**Exercise instructions:** Find the word "JSON" in the listing; pull out each line holding it.

**Figure dataset records:**
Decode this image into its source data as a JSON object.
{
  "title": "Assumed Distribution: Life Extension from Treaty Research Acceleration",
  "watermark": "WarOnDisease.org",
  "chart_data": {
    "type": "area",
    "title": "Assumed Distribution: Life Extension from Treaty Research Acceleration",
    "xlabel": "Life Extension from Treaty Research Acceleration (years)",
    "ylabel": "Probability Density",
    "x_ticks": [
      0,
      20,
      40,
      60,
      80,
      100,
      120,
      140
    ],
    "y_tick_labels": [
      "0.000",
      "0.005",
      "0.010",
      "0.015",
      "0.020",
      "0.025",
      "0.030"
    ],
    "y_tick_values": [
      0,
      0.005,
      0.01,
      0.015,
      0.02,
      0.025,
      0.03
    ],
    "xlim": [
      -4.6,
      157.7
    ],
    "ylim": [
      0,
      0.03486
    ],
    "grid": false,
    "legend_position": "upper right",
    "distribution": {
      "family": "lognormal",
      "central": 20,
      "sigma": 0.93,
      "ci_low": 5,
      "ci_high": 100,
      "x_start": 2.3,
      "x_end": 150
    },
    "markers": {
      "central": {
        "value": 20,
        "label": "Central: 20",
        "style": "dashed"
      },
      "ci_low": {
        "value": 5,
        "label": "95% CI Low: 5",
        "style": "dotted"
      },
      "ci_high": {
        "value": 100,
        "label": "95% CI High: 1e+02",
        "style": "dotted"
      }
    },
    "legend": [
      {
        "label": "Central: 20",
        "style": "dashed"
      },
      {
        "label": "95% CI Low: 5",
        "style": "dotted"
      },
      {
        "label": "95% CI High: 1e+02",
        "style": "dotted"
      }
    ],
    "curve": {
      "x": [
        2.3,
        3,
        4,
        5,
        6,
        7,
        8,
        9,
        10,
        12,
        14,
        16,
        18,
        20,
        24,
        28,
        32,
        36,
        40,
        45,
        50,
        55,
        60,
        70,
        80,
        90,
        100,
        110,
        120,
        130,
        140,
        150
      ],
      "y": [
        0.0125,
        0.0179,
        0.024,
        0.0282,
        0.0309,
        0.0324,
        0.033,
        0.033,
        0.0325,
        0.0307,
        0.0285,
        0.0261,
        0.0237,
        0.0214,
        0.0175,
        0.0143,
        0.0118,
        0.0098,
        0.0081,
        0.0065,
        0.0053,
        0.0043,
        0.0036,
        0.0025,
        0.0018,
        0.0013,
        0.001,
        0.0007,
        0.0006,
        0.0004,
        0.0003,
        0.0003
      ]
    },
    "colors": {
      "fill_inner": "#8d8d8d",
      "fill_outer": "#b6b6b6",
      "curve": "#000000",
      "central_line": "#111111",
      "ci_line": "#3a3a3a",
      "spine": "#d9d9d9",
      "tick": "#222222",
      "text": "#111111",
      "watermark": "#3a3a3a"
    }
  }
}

---

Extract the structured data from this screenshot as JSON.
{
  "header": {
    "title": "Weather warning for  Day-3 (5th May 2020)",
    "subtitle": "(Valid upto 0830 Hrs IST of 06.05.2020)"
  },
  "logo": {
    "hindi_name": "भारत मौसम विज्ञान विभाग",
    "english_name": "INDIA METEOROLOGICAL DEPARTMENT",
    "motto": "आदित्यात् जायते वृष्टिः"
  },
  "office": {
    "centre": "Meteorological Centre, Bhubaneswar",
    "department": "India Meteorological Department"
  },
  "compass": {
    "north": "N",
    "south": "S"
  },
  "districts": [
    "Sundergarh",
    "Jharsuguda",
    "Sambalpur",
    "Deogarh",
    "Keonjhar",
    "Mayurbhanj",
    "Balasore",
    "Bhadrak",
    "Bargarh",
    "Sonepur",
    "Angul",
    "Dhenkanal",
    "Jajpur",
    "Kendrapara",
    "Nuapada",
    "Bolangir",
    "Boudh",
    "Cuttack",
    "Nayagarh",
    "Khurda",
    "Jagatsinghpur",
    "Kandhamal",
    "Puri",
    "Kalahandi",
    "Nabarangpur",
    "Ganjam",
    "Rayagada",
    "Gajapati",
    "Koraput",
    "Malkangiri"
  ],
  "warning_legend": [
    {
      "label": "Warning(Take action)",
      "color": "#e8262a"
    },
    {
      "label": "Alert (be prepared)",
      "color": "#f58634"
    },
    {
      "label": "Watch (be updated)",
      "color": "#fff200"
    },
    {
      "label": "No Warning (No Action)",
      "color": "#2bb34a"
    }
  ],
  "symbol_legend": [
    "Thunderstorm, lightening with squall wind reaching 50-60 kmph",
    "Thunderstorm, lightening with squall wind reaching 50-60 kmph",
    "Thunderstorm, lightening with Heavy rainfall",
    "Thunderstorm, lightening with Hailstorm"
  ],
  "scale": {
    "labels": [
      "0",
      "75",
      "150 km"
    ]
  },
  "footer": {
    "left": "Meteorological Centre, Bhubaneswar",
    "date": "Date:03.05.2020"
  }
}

**Task response:**
Decode this image into its source data as a JSON object.
Extract the structured data from this screenshot as JSON.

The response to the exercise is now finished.